Records
++++++++++

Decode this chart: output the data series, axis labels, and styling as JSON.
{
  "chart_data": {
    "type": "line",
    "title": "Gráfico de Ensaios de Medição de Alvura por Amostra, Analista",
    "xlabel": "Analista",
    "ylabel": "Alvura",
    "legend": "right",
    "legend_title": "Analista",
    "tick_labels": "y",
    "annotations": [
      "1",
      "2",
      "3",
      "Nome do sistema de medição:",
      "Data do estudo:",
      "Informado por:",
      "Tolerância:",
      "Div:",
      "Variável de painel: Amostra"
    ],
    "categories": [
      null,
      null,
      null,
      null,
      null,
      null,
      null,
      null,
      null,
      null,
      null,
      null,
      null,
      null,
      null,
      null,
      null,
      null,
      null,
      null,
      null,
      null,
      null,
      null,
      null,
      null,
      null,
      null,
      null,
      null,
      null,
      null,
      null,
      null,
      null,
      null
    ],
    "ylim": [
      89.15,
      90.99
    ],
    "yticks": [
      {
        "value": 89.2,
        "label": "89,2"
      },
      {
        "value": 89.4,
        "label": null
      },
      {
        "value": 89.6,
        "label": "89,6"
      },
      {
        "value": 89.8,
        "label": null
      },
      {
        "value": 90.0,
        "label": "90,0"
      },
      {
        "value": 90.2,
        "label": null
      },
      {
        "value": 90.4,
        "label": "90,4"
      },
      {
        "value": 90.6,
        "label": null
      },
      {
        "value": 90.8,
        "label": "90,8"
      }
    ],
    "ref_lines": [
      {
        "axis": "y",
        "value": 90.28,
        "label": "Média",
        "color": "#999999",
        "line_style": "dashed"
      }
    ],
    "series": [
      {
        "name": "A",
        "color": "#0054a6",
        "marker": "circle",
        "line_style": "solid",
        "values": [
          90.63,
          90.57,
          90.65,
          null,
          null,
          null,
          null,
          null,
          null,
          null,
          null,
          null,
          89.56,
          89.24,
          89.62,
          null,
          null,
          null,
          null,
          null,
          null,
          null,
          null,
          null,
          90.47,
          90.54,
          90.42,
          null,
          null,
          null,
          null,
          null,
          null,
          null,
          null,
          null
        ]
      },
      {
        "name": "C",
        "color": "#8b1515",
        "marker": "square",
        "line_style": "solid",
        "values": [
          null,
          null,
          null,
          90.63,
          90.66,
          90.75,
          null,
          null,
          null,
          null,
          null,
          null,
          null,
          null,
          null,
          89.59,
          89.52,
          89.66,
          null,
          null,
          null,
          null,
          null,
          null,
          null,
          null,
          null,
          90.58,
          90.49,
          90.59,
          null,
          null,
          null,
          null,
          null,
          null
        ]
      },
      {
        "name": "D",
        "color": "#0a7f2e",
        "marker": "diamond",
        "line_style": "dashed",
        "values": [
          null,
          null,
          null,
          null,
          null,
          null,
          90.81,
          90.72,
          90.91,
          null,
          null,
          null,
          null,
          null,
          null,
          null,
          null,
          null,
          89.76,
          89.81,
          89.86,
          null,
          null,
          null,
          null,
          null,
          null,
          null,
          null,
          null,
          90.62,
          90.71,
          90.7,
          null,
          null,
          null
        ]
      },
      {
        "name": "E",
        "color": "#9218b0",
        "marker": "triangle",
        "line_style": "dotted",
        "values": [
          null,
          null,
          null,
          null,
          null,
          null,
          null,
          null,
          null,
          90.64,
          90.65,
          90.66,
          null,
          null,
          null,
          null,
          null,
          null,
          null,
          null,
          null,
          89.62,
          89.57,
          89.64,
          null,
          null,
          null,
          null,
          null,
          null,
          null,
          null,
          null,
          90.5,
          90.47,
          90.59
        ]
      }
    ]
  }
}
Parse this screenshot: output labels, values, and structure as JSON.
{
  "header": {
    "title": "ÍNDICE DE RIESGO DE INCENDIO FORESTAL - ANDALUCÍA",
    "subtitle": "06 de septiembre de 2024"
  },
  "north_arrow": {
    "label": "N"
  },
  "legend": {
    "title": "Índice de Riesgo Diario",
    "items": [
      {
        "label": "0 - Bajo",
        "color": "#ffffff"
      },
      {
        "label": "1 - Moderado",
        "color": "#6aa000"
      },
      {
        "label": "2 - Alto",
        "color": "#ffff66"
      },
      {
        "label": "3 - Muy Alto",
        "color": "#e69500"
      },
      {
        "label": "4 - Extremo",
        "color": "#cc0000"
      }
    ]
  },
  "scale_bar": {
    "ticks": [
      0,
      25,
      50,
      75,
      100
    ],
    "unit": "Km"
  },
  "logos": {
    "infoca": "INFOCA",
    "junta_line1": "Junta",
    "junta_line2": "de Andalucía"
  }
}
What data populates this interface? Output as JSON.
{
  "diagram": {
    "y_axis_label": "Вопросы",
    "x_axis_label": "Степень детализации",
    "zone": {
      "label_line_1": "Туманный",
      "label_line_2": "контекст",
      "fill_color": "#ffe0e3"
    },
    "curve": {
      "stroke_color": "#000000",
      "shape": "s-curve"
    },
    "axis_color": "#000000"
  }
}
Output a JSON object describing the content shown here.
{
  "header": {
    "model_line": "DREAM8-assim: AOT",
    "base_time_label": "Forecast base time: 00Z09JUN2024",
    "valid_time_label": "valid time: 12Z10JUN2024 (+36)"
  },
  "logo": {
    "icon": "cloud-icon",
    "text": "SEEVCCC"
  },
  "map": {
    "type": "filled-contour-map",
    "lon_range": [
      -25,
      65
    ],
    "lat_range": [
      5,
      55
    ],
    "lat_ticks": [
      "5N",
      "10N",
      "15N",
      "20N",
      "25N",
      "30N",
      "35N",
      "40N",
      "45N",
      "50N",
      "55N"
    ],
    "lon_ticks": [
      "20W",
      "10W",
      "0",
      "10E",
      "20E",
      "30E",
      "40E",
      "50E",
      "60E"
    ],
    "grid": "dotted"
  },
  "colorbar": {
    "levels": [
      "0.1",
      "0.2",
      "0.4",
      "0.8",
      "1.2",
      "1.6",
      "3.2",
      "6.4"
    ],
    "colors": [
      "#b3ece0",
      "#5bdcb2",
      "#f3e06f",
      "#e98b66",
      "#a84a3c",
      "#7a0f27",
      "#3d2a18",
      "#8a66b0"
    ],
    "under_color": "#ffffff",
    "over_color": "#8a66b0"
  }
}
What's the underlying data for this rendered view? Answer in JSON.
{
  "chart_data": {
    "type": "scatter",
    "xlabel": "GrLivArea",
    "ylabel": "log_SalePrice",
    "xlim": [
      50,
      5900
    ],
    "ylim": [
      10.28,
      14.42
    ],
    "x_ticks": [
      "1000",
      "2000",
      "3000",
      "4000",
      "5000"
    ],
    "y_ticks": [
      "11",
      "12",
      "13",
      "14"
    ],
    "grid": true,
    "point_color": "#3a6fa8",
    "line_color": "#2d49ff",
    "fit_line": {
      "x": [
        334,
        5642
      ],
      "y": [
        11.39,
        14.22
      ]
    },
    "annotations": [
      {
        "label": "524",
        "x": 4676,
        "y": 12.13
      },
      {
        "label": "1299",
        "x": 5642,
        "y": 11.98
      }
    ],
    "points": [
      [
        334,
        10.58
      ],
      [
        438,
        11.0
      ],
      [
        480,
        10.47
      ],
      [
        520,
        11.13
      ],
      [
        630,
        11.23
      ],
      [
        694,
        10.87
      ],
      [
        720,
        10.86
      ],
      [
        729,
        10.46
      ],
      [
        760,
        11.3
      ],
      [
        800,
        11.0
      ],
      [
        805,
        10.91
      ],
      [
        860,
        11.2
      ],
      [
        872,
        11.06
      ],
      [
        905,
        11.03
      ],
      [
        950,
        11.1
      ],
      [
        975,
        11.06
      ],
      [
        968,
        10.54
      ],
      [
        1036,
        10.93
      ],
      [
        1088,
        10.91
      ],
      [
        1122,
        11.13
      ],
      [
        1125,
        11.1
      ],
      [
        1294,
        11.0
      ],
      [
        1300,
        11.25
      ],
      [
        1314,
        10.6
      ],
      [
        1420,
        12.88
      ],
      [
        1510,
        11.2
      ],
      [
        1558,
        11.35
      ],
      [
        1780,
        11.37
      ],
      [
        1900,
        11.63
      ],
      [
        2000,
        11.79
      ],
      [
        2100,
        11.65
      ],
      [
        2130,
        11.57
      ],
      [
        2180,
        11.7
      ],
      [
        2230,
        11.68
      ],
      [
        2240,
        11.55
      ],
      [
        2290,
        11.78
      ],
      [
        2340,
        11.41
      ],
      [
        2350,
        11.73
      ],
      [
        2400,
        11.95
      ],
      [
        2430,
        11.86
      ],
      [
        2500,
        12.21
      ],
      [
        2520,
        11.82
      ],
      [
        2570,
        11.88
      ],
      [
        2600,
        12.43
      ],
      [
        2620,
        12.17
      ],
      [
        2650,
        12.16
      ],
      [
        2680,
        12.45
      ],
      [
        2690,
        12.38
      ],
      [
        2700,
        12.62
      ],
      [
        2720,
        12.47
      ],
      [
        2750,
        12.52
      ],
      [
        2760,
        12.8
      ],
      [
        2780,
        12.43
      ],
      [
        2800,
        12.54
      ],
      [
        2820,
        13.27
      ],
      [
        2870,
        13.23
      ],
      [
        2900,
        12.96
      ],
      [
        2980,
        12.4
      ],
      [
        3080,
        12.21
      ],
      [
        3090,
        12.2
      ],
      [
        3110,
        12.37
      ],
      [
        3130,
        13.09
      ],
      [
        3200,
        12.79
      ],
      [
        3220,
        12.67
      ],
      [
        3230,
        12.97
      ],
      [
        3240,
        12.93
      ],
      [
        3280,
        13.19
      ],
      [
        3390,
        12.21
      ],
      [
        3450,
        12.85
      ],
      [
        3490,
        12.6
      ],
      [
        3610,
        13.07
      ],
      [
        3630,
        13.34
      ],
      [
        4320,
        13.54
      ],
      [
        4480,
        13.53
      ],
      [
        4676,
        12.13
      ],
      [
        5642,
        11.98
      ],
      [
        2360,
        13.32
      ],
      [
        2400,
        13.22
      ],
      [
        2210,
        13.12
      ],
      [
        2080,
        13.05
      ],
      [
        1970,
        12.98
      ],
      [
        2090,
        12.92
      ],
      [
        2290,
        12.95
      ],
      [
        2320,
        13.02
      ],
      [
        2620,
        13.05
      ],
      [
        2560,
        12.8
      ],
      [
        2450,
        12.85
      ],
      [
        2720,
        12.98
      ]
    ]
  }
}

++++++++++

| DO THIS |
From the data above, gather every line that includes the word "time".

| SOLUTION TO THE EXERCISE |
    "base_time_label": "Forecast base time: 00Z09JUN2024",
    "valid_time_label": "valid time: 12Z10JUN2024 (+36)"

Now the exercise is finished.